-- begin Items --

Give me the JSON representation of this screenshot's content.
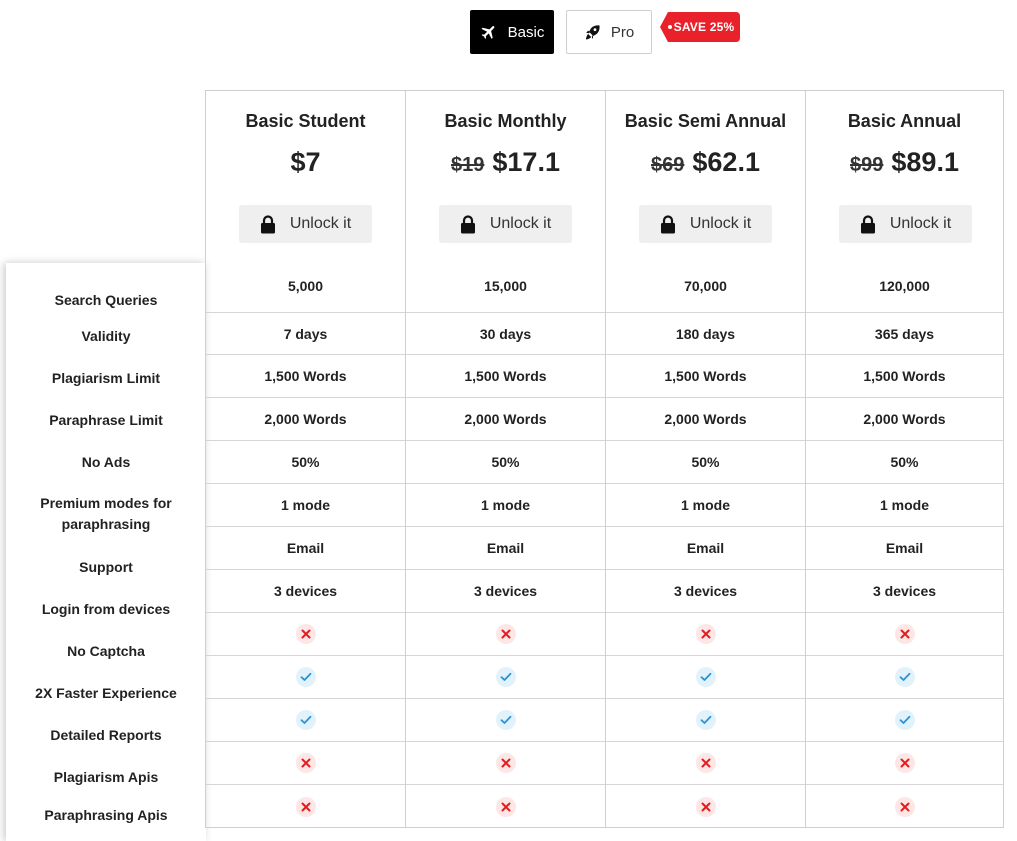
{
  "toggle": {
    "basic_label": "Basic",
    "pro_label": "Pro",
    "save_badge": "SAVE 25%",
    "active": "Basic"
  },
  "features": [
    "Search Queries",
    "Validity",
    "Plagiarism Limit",
    "Paraphrase Limit",
    "No Ads",
    "Premium modes for paraphrasing",
    "Support",
    "Login from devices",
    "No Captcha",
    "2X Faster Experience",
    "Detailed Reports",
    "Plagiarism Apis",
    "Paraphrasing Apis"
  ],
  "unlock_label": "Unlock it",
  "plans": [
    {
      "title": "Basic Student",
      "old_price": "",
      "price": "$7",
      "values": [
        "5,000",
        "7 days",
        "1,500 Words",
        "2,000 Words",
        "50%",
        "1 mode",
        "Email",
        "3 devices"
      ],
      "marks": [
        "x-icon",
        "check-icon",
        "check-icon",
        "x-icon",
        "x-icon"
      ]
    },
    {
      "title": "Basic Monthly",
      "old_price": "$19",
      "price": "$17.1",
      "values": [
        "15,000",
        "30 days",
        "1,500 Words",
        "2,000 Words",
        "50%",
        "1 mode",
        "Email",
        "3 devices"
      ],
      "marks": [
        "x-icon",
        "check-icon",
        "check-icon",
        "x-icon",
        "x-icon"
      ]
    },
    {
      "title": "Basic Semi Annual",
      "old_price": "$69",
      "price": "$62.1",
      "values": [
        "70,000",
        "180 days",
        "1,500 Words",
        "2,000 Words",
        "50%",
        "1 mode",
        "Email",
        "3 devices"
      ],
      "marks": [
        "x-icon",
        "check-icon",
        "check-icon",
        "x-icon",
        "x-icon"
      ]
    },
    {
      "title": "Basic Annual",
      "old_price": "$99",
      "price": "$89.1",
      "values": [
        "120,000",
        "365 days",
        "1,500 Words",
        "2,000 Words",
        "50%",
        "1 mode",
        "Email",
        "3 devices"
      ],
      "marks": [
        "x-icon",
        "check-icon",
        "check-icon",
        "x-icon",
        "x-icon"
      ]
    }
  ],
  "colors": {
    "active_toggle": "#000000",
    "badge": "#e8212b",
    "x_mark": "#e11d1d",
    "check_mark": "#2b93d6"
  }
}
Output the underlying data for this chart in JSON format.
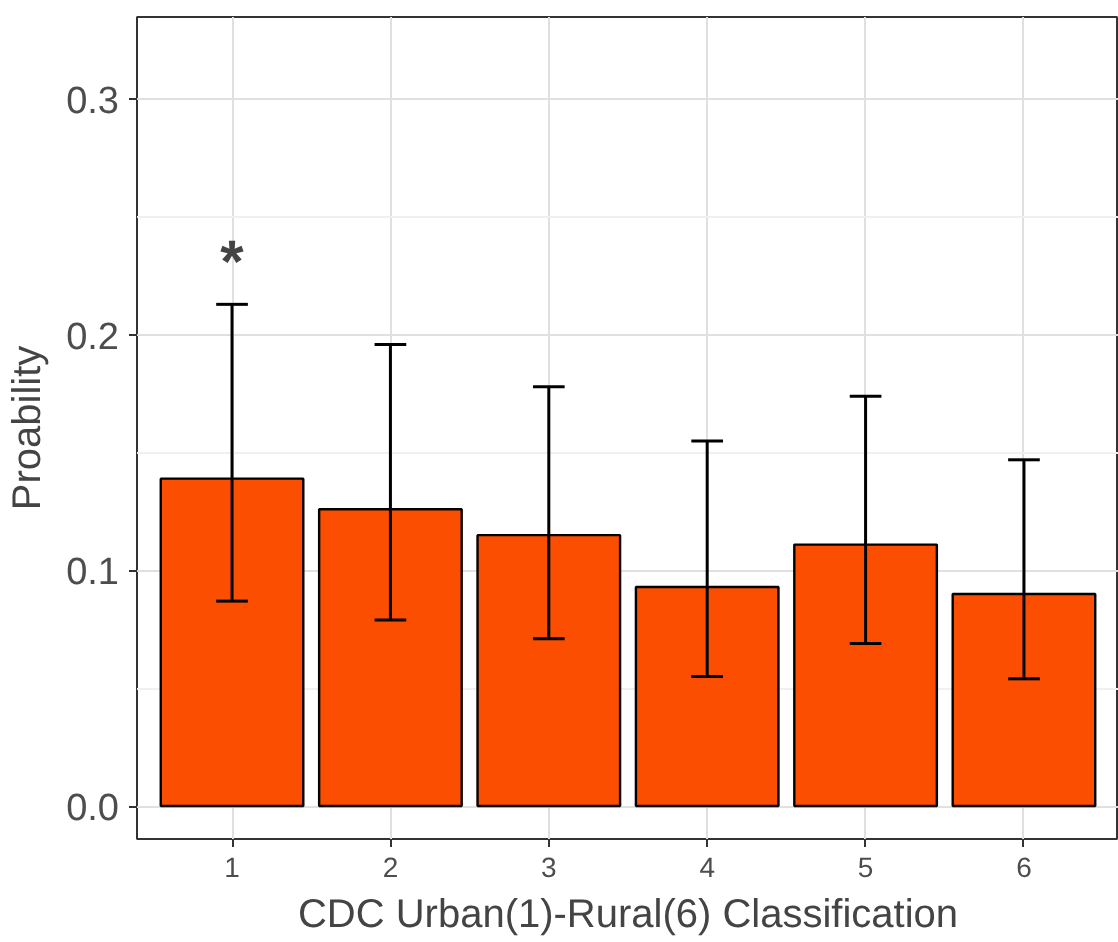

-- end Items --

Transcribe all of the records above character for character. Exclude the pictures.

— Written answer —
Give me the JSON representation of this screenshot's content.
{
  "toggle": {
    "basic_label": "Basic",
    "pro_label": "Pro",
    "save_badge": "SAVE 25%",
    "active": "Basic"
  },
  "features": [
    "Search Queries",
    "Validity",
    "Plagiarism Limit",
    "Paraphrase Limit",
    "No Ads",
    "Premium modes for paraphrasing",
    "Support",
    "Login from devices",
    "No Captcha",
    "2X Faster Experience",
    "Detailed Reports",
    "Plagiarism Apis",
    "Paraphrasing Apis"
  ],
  "unlock_label": "Unlock it",
  "plans": [
    {
      "title": "Basic Student",
      "old_price": "",
      "price": "$7",
      "values": [
        "5,000",
        "7 days",
        "1,500 Words",
        "2,000 Words",
        "50%",
        "1 mode",
        "Email",
        "3 devices"
      ],
      "marks": [
        "x-icon",
        "check-icon",
        "check-icon",
        "x-icon",
        "x-icon"
      ]
    },
    {
      "title": "Basic Monthly",
      "old_price": "$19",
      "price": "$17.1",
      "values": [
        "15,000",
        "30 days",
        "1,500 Words",
        "2,000 Words",
        "50%",
        "1 mode",
        "Email",
        "3 devices"
      ],
      "marks": [
        "x-icon",
        "check-icon",
        "check-icon",
        "x-icon",
        "x-icon"
      ]
    },
    {
      "title": "Basic Semi Annual",
      "old_price": "$69",
      "price": "$62.1",
      "values": [
        "70,000",
        "180 days",
        "1,500 Words",
        "2,000 Words",
        "50%",
        "1 mode",
        "Email",
        "3 devices"
      ],
      "marks": [
        "x-icon",
        "check-icon",
        "check-icon",
        "x-icon",
        "x-icon"
      ]
    },
    {
      "title": "Basic Annual",
      "old_price": "$99",
      "price": "$89.1",
      "values": [
        "120,000",
        "365 days",
        "1,500 Words",
        "2,000 Words",
        "50%",
        "1 mode",
        "Email",
        "3 devices"
      ],
      "marks": [
        "x-icon",
        "check-icon",
        "check-icon",
        "x-icon",
        "x-icon"
      ]
    }
  ],
  "colors": {
    "active_toggle": "#000000",
    "badge": "#e8212b",
    "x_mark": "#e11d1d",
    "check_mark": "#2b93d6"
  }
}
Output the underlying data for this chart in JSON format.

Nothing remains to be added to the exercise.